━━━ THE DATA

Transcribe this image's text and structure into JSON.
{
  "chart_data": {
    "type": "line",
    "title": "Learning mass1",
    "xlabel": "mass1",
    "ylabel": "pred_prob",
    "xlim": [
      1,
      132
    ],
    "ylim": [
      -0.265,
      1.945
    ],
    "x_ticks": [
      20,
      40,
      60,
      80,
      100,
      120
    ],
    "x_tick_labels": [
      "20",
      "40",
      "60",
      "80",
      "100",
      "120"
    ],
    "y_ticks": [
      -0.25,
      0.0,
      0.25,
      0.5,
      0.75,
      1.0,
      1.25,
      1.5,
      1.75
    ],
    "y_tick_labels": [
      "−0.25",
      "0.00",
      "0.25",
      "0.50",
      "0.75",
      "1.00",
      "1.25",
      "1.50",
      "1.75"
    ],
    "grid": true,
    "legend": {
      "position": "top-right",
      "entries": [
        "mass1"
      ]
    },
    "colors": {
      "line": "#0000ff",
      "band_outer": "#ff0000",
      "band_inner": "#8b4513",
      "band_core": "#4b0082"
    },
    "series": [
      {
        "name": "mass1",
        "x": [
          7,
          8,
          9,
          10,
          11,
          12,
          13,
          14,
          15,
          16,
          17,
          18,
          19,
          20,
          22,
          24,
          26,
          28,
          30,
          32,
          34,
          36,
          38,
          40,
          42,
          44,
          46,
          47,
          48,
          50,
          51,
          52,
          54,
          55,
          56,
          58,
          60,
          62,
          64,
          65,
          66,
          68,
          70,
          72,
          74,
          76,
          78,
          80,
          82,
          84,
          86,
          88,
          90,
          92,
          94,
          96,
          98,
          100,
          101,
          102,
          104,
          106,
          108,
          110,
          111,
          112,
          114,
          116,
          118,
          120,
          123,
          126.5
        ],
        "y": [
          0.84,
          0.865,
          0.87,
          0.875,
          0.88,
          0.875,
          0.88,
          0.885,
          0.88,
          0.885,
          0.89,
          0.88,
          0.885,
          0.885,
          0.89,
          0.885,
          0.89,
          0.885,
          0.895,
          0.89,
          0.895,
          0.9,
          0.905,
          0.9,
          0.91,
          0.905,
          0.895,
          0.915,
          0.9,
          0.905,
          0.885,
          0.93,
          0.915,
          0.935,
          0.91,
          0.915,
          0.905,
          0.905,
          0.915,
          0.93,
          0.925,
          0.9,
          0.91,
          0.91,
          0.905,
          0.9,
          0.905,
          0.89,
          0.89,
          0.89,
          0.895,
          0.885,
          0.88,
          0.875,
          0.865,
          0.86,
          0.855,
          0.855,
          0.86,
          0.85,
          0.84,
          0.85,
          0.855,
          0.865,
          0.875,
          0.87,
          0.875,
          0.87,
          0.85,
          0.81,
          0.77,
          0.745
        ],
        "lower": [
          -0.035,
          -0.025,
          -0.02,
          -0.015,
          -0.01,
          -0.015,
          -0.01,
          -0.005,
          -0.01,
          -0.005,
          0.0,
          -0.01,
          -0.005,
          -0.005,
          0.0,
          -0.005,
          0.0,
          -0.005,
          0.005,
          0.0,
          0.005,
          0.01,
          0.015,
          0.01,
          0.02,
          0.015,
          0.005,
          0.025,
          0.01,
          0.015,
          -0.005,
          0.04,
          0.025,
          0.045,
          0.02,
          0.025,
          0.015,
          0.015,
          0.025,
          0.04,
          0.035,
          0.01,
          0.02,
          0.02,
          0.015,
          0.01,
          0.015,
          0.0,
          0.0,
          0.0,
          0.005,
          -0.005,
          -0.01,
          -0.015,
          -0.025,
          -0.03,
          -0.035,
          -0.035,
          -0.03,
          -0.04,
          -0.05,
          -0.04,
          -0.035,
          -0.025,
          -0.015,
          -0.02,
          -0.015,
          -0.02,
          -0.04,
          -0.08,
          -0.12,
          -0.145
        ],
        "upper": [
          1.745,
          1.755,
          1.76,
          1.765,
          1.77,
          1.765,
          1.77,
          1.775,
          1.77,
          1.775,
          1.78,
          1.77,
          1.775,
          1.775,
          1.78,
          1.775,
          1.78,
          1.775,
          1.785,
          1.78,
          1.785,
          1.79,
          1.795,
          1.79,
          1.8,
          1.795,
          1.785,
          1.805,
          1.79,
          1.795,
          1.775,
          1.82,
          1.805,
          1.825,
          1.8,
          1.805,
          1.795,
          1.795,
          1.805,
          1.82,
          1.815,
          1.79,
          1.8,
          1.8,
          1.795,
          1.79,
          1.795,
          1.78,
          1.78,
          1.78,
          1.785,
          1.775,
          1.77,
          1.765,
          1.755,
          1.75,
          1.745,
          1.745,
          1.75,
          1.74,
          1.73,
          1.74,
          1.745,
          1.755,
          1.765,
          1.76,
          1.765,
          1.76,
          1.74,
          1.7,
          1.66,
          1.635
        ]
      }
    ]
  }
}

━━━━━━

WHAT IS EXPECTED
Extract the data in full. Keep it word for word.

EXPECTED ANSWER
Transcribe this image's text and structure into JSON.
{
  "chart_data": {
    "type": "line",
    "title": "Learning mass1",
    "xlabel": "mass1",
    "ylabel": "pred_prob",
    "xlim": [
      1,
      132
    ],
    "ylim": [
      -0.265,
      1.945
    ],
    "x_ticks": [
      20,
      40,
      60,
      80,
      100,
      120
    ],
    "x_tick_labels": [
      "20",
      "40",
      "60",
      "80",
      "100",
      "120"
    ],
    "y_ticks": [
      -0.25,
      0.0,
      0.25,
      0.5,
      0.75,
      1.0,
      1.25,
      1.5,
      1.75
    ],
    "y_tick_labels": [
      "−0.25",
      "0.00",
      "0.25",
      "0.50",
      "0.75",
      "1.00",
      "1.25",
      "1.50",
      "1.75"
    ],
    "grid": true,
    "legend": {
      "position": "top-right",
      "entries": [
        "mass1"
      ]
    },
    "colors": {
      "line": "#0000ff",
      "band_outer": "#ff0000",
      "band_inner": "#8b4513",
      "band_core": "#4b0082"
    },
    "series": [
      {
        "name": "mass1",
        "x": [
          7,
          8,
          9,
          10,
          11,
          12,
          13,
          14,
          15,
          16,
          17,
          18,
          19,
          20,
          22,
          24,
          26,
          28,
          30,
          32,
          34,
          36,
          38,
          40,
          42,
          44,
          46,
          47,
          48,
          50,
          51,
          52,
          54,
          55,
          56,
          58,
          60,
          62,
          64,
          65,
          66,
          68,
          70,
          72,
          74,
          76,
          78,
          80,
          82,
          84,
          86,
          88,
          90,
          92,
          94,
          96,
          98,
          100,
          101,
          102,
          104,
          106,
          108,
          110,
          111,
          112,
          114,
          116,
          118,
          120,
          123,
          126.5
        ],
        "y": [
          0.84,
          0.865,
          0.87,
          0.875,
          0.88,
          0.875,
          0.88,
          0.885,
          0.88,
          0.885,
          0.89,
          0.88,
          0.885,
          0.885,
          0.89,
          0.885,
          0.89,
          0.885,
          0.895,
          0.89,
          0.895,
          0.9,
          0.905,
          0.9,
          0.91,
          0.905,
          0.895,
          0.915,
          0.9,
          0.905,
          0.885,
          0.93,
          0.915,
          0.935,
          0.91,
          0.915,
          0.905,
          0.905,
          0.915,
          0.93,
          0.925,
          0.9,
          0.91,
          0.91,
          0.905,
          0.9,
          0.905,
          0.89,
          0.89,
          0.89,
          0.895,
          0.885,
          0.88,
          0.875,
          0.865,
          0.86,
          0.855,
          0.855,
          0.86,
          0.85,
          0.84,
          0.85,
          0.855,
          0.865,
          0.875,
          0.87,
          0.875,
          0.87,
          0.85,
          0.81,
          0.77,
          0.745
        ],
        "lower": [
          -0.035,
          -0.025,
          -0.02,
          -0.015,
          -0.01,
          -0.015,
          -0.01,
          -0.005,
          -0.01,
          -0.005,
          0.0,
          -0.01,
          -0.005,
          -0.005,
          0.0,
          -0.005,
          0.0,
          -0.005,
          0.005,
          0.0,
          0.005,
          0.01,
          0.015,
          0.01,
          0.02,
          0.015,
          0.005,
          0.025,
          0.01,
          0.015,
          -0.005,
          0.04,
          0.025,
          0.045,
          0.02,
          0.025,
          0.015,
          0.015,
          0.025,
          0.04,
          0.035,
          0.01,
          0.02,
          0.02,
          0.015,
          0.01,
          0.015,
          0.0,
          0.0,
          0.0,
          0.005,
          -0.005,
          -0.01,
          -0.015,
          -0.025,
          -0.03,
          -0.035,
          -0.035,
          -0.03,
          -0.04,
          -0.05,
          -0.04,
          -0.035,
          -0.025,
          -0.015,
          -0.02,
          -0.015,
          -0.02,
          -0.04,
          -0.08,
          -0.12,
          -0.145
        ],
        "upper": [
          1.745,
          1.755,
          1.76,
          1.765,
          1.77,
          1.765,
          1.77,
          1.775,
          1.77,
          1.775,
          1.78,
          1.77,
          1.775,
          1.775,
          1.78,
          1.775,
          1.78,
          1.775,
          1.785,
          1.78,
          1.785,
          1.79,
          1.795,
          1.79,
          1.8,
          1.795,
          1.785,
          1.805,
          1.79,
          1.795,
          1.775,
          1.82,
          1.805,
          1.825,
          1.8,
          1.805,
          1.795,
          1.795,
          1.805,
          1.82,
          1.815,
          1.79,
          1.8,
          1.8,
          1.795,
          1.79,
          1.795,
          1.78,
          1.78,
          1.78,
          1.785,
          1.775,
          1.77,
          1.765,
          1.755,
          1.75,
          1.745,
          1.745,
          1.75,
          1.74,
          1.73,
          1.74,
          1.745,
          1.755,
          1.765,
          1.76,
          1.765,
          1.76,
          1.74,
          1.7,
          1.66,
          1.635
        ]
      }
    ]
  }
}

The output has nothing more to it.